[Records from a collection of figures]

■ ■ ■ ■ ■

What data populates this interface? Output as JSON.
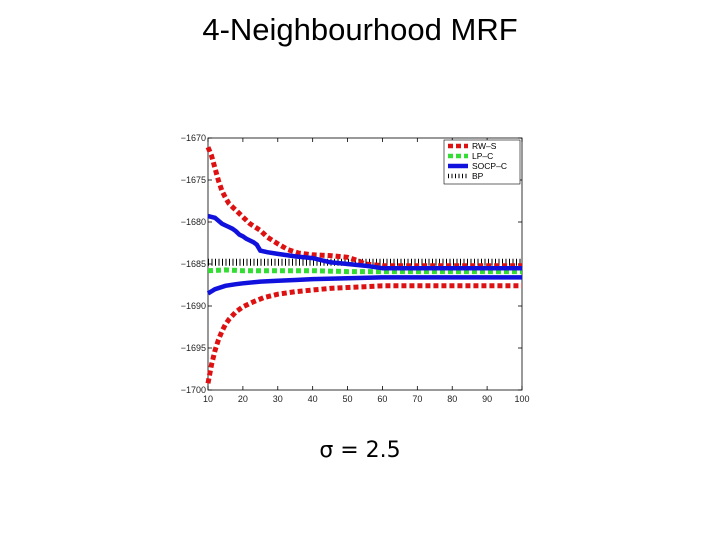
{
  "slide": {
    "title": "4-Neighbourhood MRF",
    "caption": "σ = 2.5"
  },
  "chart_data": {
    "type": "line",
    "title": "",
    "xlabel": "",
    "ylabel": "",
    "xlim": [
      10,
      100
    ],
    "ylim": [
      -1700,
      -1670
    ],
    "y_reversed": true,
    "x_ticks": [
      10,
      20,
      30,
      40,
      50,
      60,
      70,
      80,
      90,
      100
    ],
    "y_ticks": [
      -1670,
      -1675,
      -1680,
      -1685,
      -1690,
      -1695,
      -1700
    ],
    "x_tick_labels": [
      "10",
      "20",
      "30",
      "40",
      "50",
      "60",
      "70",
      "80",
      "90",
      "100"
    ],
    "y_tick_labels": [
      "−1670",
      "−1675",
      "−1680",
      "−1685",
      "−1690",
      "−1695",
      "−1700"
    ],
    "grid": false,
    "legend_position": "top-right",
    "series": [
      {
        "name": "RW–S",
        "color": "#dd1111",
        "style": "dotted-thick",
        "x": [
          10,
          11,
          12,
          13,
          14,
          15,
          16,
          17,
          18,
          20,
          22,
          25,
          27,
          30,
          33,
          36,
          40,
          45,
          50,
          53,
          55,
          60,
          70,
          80,
          90,
          100
        ],
        "y": [
          -1671.1,
          -1672.1,
          -1673.6,
          -1675.1,
          -1676.3,
          -1677.1,
          -1677.8,
          -1678.2,
          -1678.6,
          -1679.4,
          -1680.2,
          -1681.0,
          -1681.8,
          -1682.6,
          -1683.3,
          -1683.7,
          -1683.9,
          -1684.0,
          -1684.2,
          -1684.6,
          -1685.0,
          -1685.2,
          -1685.2,
          -1685.2,
          -1685.2,
          -1685.2
        ]
      },
      {
        "name": "RW–S",
        "color": "#dd1111",
        "style": "dotted-thick",
        "x": [
          10,
          11,
          12,
          13,
          14,
          15,
          16,
          18,
          20,
          23,
          26,
          30,
          35,
          40,
          45,
          50,
          55,
          60,
          70,
          80,
          90,
          100
        ],
        "y": [
          -1699.2,
          -1697.0,
          -1695.3,
          -1694.0,
          -1693.0,
          -1692.2,
          -1691.6,
          -1690.7,
          -1690.1,
          -1689.5,
          -1689.0,
          -1688.6,
          -1688.3,
          -1688.1,
          -1687.9,
          -1687.8,
          -1687.7,
          -1687.6,
          -1687.6,
          -1687.6,
          -1687.6,
          -1687.6
        ]
      },
      {
        "name": "LP–C",
        "color": "#33dd33",
        "style": "dotted-thick",
        "x": [
          10,
          15,
          20,
          25,
          30,
          40,
          50,
          60,
          70,
          80,
          90,
          100
        ],
        "y": [
          -1685.8,
          -1685.7,
          -1685.8,
          -1685.8,
          -1685.8,
          -1685.8,
          -1685.9,
          -1685.9,
          -1685.9,
          -1685.9,
          -1685.9,
          -1685.9
        ]
      },
      {
        "name": "SOCP–C",
        "color": "#1111dd",
        "style": "solid-thick",
        "x": [
          10,
          12,
          14,
          15,
          16,
          17,
          18,
          19,
          20,
          21,
          22,
          23,
          24,
          25,
          27,
          30,
          35,
          40,
          45,
          50,
          55,
          60,
          70,
          80,
          90,
          100
        ],
        "y": [
          -1679.3,
          -1679.5,
          -1680.2,
          -1680.4,
          -1680.6,
          -1680.8,
          -1681.1,
          -1681.5,
          -1681.7,
          -1682.0,
          -1682.2,
          -1682.4,
          -1682.7,
          -1683.4,
          -1683.6,
          -1683.8,
          -1684.1,
          -1684.3,
          -1684.8,
          -1685.0,
          -1685.2,
          -1685.5,
          -1685.5,
          -1685.5,
          -1685.5,
          -1685.5
        ]
      },
      {
        "name": "SOCP–C",
        "color": "#1111dd",
        "style": "solid-thick",
        "x": [
          10,
          12,
          15,
          18,
          20,
          25,
          30,
          35,
          40,
          50,
          60,
          70,
          80,
          90,
          100
        ],
        "y": [
          -1688.5,
          -1688.0,
          -1687.6,
          -1687.4,
          -1687.3,
          -1687.1,
          -1687.0,
          -1686.9,
          -1686.8,
          -1686.7,
          -1686.6,
          -1686.6,
          -1686.6,
          -1686.6,
          -1686.6
        ]
      },
      {
        "name": "BP",
        "color": "#000000",
        "style": "hatched",
        "x": [
          10,
          20,
          30,
          40,
          50,
          60,
          70,
          80,
          90,
          100
        ],
        "y": [
          -1684.8,
          -1684.8,
          -1684.8,
          -1684.8,
          -1684.8,
          -1684.8,
          -1684.8,
          -1684.8,
          -1684.8,
          -1684.8
        ]
      }
    ],
    "legend": [
      {
        "label": "RW–S",
        "color": "#dd1111",
        "style": "dotted-thick"
      },
      {
        "label": "LP–C",
        "color": "#33dd33",
        "style": "dotted-thick"
      },
      {
        "label": "SOCP–C",
        "color": "#1111dd",
        "style": "solid-thick"
      },
      {
        "label": "BP",
        "color": "#000000",
        "style": "hatched"
      }
    ]
  }
}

■ ■ ■ ■ ■

» **Given task**
All of the data above should be quoted exactly, except for the pictures.

» **Solved exercise**
What data populates this interface? Output as JSON.
{
  "slide": {
    "title": "4-Neighbourhood MRF",
    "caption": "σ = 2.5"
  },
  "chart_data": {
    "type": "line",
    "title": "",
    "xlabel": "",
    "ylabel": "",
    "xlim": [
      10,
      100
    ],
    "ylim": [
      -1700,
      -1670
    ],
    "y_reversed": true,
    "x_ticks": [
      10,
      20,
      30,
      40,
      50,
      60,
      70,
      80,
      90,
      100
    ],
    "y_ticks": [
      -1670,
      -1675,
      -1680,
      -1685,
      -1690,
      -1695,
      -1700
    ],
    "x_tick_labels": [
      "10",
      "20",
      "30",
      "40",
      "50",
      "60",
      "70",
      "80",
      "90",
      "100"
    ],
    "y_tick_labels": [
      "−1670",
      "−1675",
      "−1680",
      "−1685",
      "−1690",
      "−1695",
      "−1700"
    ],
    "grid": false,
    "legend_position": "top-right",
    "series": [
      {
        "name": "RW–S",
        "color": "#dd1111",
        "style": "dotted-thick",
        "x": [
          10,
          11,
          12,
          13,
          14,
          15,
          16,
          17,
          18,
          20,
          22,
          25,
          27,
          30,
          33,
          36,
          40,
          45,
          50,
          53,
          55,
          60,
          70,
          80,
          90,
          100
        ],
        "y": [
          -1671.1,
          -1672.1,
          -1673.6,
          -1675.1,
          -1676.3,
          -1677.1,
          -1677.8,
          -1678.2,
          -1678.6,
          -1679.4,
          -1680.2,
          -1681.0,
          -1681.8,
          -1682.6,
          -1683.3,
          -1683.7,
          -1683.9,
          -1684.0,
          -1684.2,
          -1684.6,
          -1685.0,
          -1685.2,
          -1685.2,
          -1685.2,
          -1685.2,
          -1685.2
        ]
      },
      {
        "name": "RW–S",
        "color": "#dd1111",
        "style": "dotted-thick",
        "x": [
          10,
          11,
          12,
          13,
          14,
          15,
          16,
          18,
          20,
          23,
          26,
          30,
          35,
          40,
          45,
          50,
          55,
          60,
          70,
          80,
          90,
          100
        ],
        "y": [
          -1699.2,
          -1697.0,
          -1695.3,
          -1694.0,
          -1693.0,
          -1692.2,
          -1691.6,
          -1690.7,
          -1690.1,
          -1689.5,
          -1689.0,
          -1688.6,
          -1688.3,
          -1688.1,
          -1687.9,
          -1687.8,
          -1687.7,
          -1687.6,
          -1687.6,
          -1687.6,
          -1687.6,
          -1687.6
        ]
      },
      {
        "name": "LP–C",
        "color": "#33dd33",
        "style": "dotted-thick",
        "x": [
          10,
          15,
          20,
          25,
          30,
          40,
          50,
          60,
          70,
          80,
          90,
          100
        ],
        "y": [
          -1685.8,
          -1685.7,
          -1685.8,
          -1685.8,
          -1685.8,
          -1685.8,
          -1685.9,
          -1685.9,
          -1685.9,
          -1685.9,
          -1685.9,
          -1685.9
        ]
      },
      {
        "name": "SOCP–C",
        "color": "#1111dd",
        "style": "solid-thick",
        "x": [
          10,
          12,
          14,
          15,
          16,
          17,
          18,
          19,
          20,
          21,
          22,
          23,
          24,
          25,
          27,
          30,
          35,
          40,
          45,
          50,
          55,
          60,
          70,
          80,
          90,
          100
        ],
        "y": [
          -1679.3,
          -1679.5,
          -1680.2,
          -1680.4,
          -1680.6,
          -1680.8,
          -1681.1,
          -1681.5,
          -1681.7,
          -1682.0,
          -1682.2,
          -1682.4,
          -1682.7,
          -1683.4,
          -1683.6,
          -1683.8,
          -1684.1,
          -1684.3,
          -1684.8,
          -1685.0,
          -1685.2,
          -1685.5,
          -1685.5,
          -1685.5,
          -1685.5,
          -1685.5
        ]
      },
      {
        "name": "SOCP–C",
        "color": "#1111dd",
        "style": "solid-thick",
        "x": [
          10,
          12,
          15,
          18,
          20,
          25,
          30,
          35,
          40,
          50,
          60,
          70,
          80,
          90,
          100
        ],
        "y": [
          -1688.5,
          -1688.0,
          -1687.6,
          -1687.4,
          -1687.3,
          -1687.1,
          -1687.0,
          -1686.9,
          -1686.8,
          -1686.7,
          -1686.6,
          -1686.6,
          -1686.6,
          -1686.6,
          -1686.6
        ]
      },
      {
        "name": "BP",
        "color": "#000000",
        "style": "hatched",
        "x": [
          10,
          20,
          30,
          40,
          50,
          60,
          70,
          80,
          90,
          100
        ],
        "y": [
          -1684.8,
          -1684.8,
          -1684.8,
          -1684.8,
          -1684.8,
          -1684.8,
          -1684.8,
          -1684.8,
          -1684.8,
          -1684.8
        ]
      }
    ],
    "legend": [
      {
        "label": "RW–S",
        "color": "#dd1111",
        "style": "dotted-thick"
      },
      {
        "label": "LP–C",
        "color": "#33dd33",
        "style": "dotted-thick"
      },
      {
        "label": "SOCP–C",
        "color": "#1111dd",
        "style": "solid-thick"
      },
      {
        "label": "BP",
        "color": "#000000",
        "style": "hatched"
      }
    ]
  }
}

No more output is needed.